◆ Stored records ◆
start

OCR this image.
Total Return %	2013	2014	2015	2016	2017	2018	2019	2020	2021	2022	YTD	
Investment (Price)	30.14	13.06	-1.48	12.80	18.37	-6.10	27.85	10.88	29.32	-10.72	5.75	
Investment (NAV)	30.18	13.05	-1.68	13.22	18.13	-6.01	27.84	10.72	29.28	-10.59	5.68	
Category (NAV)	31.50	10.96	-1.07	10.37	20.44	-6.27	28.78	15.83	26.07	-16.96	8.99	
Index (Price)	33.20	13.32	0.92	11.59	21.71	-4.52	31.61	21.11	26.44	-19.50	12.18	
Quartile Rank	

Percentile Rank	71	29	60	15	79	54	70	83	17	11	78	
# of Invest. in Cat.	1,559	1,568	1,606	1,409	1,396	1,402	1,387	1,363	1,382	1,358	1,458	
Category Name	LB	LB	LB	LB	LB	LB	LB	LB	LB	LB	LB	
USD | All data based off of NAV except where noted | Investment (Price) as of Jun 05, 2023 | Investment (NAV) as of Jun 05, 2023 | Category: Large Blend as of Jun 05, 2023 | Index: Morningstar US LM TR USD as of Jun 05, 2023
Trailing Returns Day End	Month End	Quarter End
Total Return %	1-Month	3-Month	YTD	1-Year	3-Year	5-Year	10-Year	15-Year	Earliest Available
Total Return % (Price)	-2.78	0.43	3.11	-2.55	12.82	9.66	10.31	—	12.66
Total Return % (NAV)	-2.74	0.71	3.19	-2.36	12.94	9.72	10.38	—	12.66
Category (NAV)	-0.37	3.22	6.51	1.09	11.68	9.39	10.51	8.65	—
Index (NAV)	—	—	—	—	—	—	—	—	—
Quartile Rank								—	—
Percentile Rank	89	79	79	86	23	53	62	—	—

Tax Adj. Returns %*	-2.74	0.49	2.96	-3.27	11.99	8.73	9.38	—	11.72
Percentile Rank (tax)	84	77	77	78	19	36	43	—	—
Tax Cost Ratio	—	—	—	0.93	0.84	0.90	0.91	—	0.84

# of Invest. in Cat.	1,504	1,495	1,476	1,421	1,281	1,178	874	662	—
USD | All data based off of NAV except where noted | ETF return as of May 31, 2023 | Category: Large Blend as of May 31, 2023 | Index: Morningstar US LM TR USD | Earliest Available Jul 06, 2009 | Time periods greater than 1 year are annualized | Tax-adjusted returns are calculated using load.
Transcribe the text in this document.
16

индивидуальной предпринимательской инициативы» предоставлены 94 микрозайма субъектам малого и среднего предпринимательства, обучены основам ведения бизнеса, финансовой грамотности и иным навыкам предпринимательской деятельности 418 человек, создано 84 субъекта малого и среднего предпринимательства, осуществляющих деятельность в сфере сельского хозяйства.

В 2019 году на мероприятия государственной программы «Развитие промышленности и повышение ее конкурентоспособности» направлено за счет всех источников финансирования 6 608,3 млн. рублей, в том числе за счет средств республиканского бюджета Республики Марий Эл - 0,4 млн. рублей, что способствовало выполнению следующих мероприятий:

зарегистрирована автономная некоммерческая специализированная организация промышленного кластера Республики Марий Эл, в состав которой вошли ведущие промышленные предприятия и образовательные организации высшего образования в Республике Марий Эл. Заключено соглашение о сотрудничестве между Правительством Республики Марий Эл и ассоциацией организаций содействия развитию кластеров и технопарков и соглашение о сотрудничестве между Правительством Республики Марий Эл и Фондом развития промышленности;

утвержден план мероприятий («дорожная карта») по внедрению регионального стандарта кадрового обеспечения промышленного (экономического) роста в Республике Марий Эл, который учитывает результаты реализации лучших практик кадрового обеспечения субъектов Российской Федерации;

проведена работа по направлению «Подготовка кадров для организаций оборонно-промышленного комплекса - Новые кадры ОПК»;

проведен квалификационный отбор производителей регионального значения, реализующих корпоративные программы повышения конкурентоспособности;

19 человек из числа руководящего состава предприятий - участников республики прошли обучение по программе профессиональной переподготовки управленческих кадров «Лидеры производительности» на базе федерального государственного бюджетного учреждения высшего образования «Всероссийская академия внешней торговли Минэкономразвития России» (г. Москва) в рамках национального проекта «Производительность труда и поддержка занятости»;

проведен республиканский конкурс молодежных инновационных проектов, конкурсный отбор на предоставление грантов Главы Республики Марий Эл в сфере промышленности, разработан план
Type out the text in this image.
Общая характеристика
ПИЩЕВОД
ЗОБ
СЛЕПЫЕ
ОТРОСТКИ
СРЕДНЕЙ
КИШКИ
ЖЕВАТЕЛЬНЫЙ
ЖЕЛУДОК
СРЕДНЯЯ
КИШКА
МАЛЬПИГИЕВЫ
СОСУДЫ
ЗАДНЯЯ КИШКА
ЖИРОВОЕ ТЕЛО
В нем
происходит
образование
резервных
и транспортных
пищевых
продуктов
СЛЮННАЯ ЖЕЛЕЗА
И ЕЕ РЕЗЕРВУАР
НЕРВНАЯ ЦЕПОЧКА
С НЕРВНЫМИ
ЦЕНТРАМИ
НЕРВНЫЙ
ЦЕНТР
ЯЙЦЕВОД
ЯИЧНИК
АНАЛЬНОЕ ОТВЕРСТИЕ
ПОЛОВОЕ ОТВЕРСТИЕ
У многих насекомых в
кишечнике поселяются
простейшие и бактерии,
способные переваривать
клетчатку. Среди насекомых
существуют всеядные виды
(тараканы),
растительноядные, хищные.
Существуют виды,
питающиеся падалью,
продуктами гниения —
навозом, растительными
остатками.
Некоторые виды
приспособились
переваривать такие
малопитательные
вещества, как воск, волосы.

end

◆ WRITTEN REQUEST ◆
Send back every record, precisely as written.

◆ RESPONSE BELOW ◆
OCR this image.
Total Return %	2013	2014	2015	2016	2017	2018	2019	2020	2021	2022	YTD	
Investment (Price)	30.14	13.06	-1.48	12.80	18.37	-6.10	27.85	10.88	29.32	-10.72	5.75	
Investment (NAV)	30.18	13.05	-1.68	13.22	18.13	-6.01	27.84	10.72	29.28	-10.59	5.68	
Category (NAV)	31.50	10.96	-1.07	10.37	20.44	-6.27	28.78	15.83	26.07	-16.96	8.99	
Index (Price)	33.20	13.32	0.92	11.59	21.71	-4.52	31.61	21.11	26.44	-19.50	12.18	
Quartile Rank	

Percentile Rank	71	29	60	15	79	54	70	83	17	11	78	
# of Invest. in Cat.	1,559	1,568	1,606	1,409	1,396	1,402	1,387	1,363	1,382	1,358	1,458	
Category Name	LB	LB	LB	LB	LB	LB	LB	LB	LB	LB	LB	
USD | All data based off of NAV except where noted | Investment (Price) as of Jun 05, 2023 | Investment (NAV) as of Jun 05, 2023 | Category: Large Blend as of Jun 05, 2023 | Index: Morningstar US LM TR USD as of Jun 05, 2023
Trailing Returns Day End	Month End	Quarter End
Total Return %	1-Month	3-Month	YTD	1-Year	3-Year	5-Year	10-Year	15-Year	Earliest Available
Total Return % (Price)	-2.78	0.43	3.11	-2.55	12.82	9.66	10.31	—	12.66
Total Return % (NAV)	-2.74	0.71	3.19	-2.36	12.94	9.72	10.38	—	12.66
Category (NAV)	-0.37	3.22	6.51	1.09	11.68	9.39	10.51	8.65	—
Index (NAV)	—	—	—	—	—	—	—	—	—
Quartile Rank								—	—
Percentile Rank	89	79	79	86	23	53	62	—	—

Tax Adj. Returns %*	-2.74	0.49	2.96	-3.27	11.99	8.73	9.38	—	11.72
Percentile Rank (tax)	84	77	77	78	19	36	43	—	—
Tax Cost Ratio	—	—	—	0.93	0.84	0.90	0.91	—	0.84

# of Invest. in Cat.	1,504	1,495	1,476	1,421	1,281	1,178	874	662	—
USD | All data based off of NAV except where noted | ETF return as of May 31, 2023 | Category: Large Blend as of May 31, 2023 | Index: Morningstar US LM TR USD | Earliest Available Jul 06, 2009 | Time periods greater than 1 year are annualized | Tax-adjusted returns are calculated using load.
Transcribe the text in this document.
16

индивидуальной предпринимательской инициативы» предоставлены 94 микрозайма субъектам малого и среднего предпринимательства, обучены основам ведения бизнеса, финансовой грамотности и иным навыкам предпринимательской деятельности 418 человек, создано 84 субъекта малого и среднего предпринимательства, осуществляющих деятельность в сфере сельского хозяйства.

В 2019 году на мероприятия государственной программы «Развитие промышленности и повышение ее конкурентоспособности» направлено за счет всех источников финансирования 6 608,3 млн. рублей, в том числе за счет средств республиканского бюджета Республики Марий Эл - 0,4 млн. рублей, что способствовало выполнению следующих мероприятий:

зарегистрирована автономная некоммерческая специализированная организация промышленного кластера Республики Марий Эл, в состав которой вошли ведущие промышленные предприятия и образовательные организации высшего образования в Республике Марий Эл. Заключено соглашение о сотрудничестве между Правительством Республики Марий Эл и ассоциацией организаций содействия развитию кластеров и технопарков и соглашение о сотрудничестве между Правительством Республики Марий Эл и Фондом развития промышленности;

утвержден план мероприятий («дорожная карта») по внедрению регионального стандарта кадрового обеспечения промышленного (экономического) роста в Республике Марий Эл, который учитывает результаты реализации лучших практик кадрового обеспечения субъектов Российской Федерации;

проведена работа по направлению «Подготовка кадров для организаций оборонно-промышленного комплекса - Новые кадры ОПК»;

проведен квалификационный отбор производителей регионального значения, реализующих корпоративные программы повышения конкурентоспособности;

19 человек из числа руководящего состава предприятий - участников республики прошли обучение по программе профессиональной переподготовки управленческих кадров «Лидеры производительности» на базе федерального государственного бюджетного учреждения высшего образования «Всероссийская академия внешней торговли Минэкономразвития России» (г. Москва) в рамках национального проекта «Производительность труда и поддержка занятости»;

проведен республиканский конкурс молодежных инновационных проектов, конкурсный отбор на предоставление грантов Главы Республики Марий Эл в сфере промышленности, разработан план
Type out the text in this image.
Общая характеристика
ПИЩЕВОД
ЗОБ
СЛЕПЫЕ
ОТРОСТКИ
СРЕДНЕЙ
КИШКИ
ЖЕВАТЕЛЬНЫЙ
ЖЕЛУДОК
СРЕДНЯЯ
КИШКА
МАЛЬПИГИЕВЫ
СОСУДЫ
ЗАДНЯЯ КИШКА
ЖИРОВОЕ ТЕЛО
В нем
происходит
образование
резервных
и транспортных
пищевых
продуктов
СЛЮННАЯ ЖЕЛЕЗА
И ЕЕ РЕЗЕРВУАР
НЕРВНАЯ ЦЕПОЧКА
С НЕРВНЫМИ
ЦЕНТРАМИ
НЕРВНЫЙ
ЦЕНТР
ЯЙЦЕВОД
ЯИЧНИК
АНАЛЬНОЕ ОТВЕРСТИЕ
ПОЛОВОЕ ОТВЕРСТИЕ
У многих насекомых в
кишечнике поселяются
простейшие и бактерии,
способные переваривать
клетчатку. Среди насекомых
существуют всеядные виды
(тараканы),
растительноядные, хищные.
Существуют виды,
питающиеся падалью,
продуктами гниения —
навозом, растительными
остатками.
Некоторые виды
приспособились
переваривать такие
малопитательные
вещества, как воск, волосы.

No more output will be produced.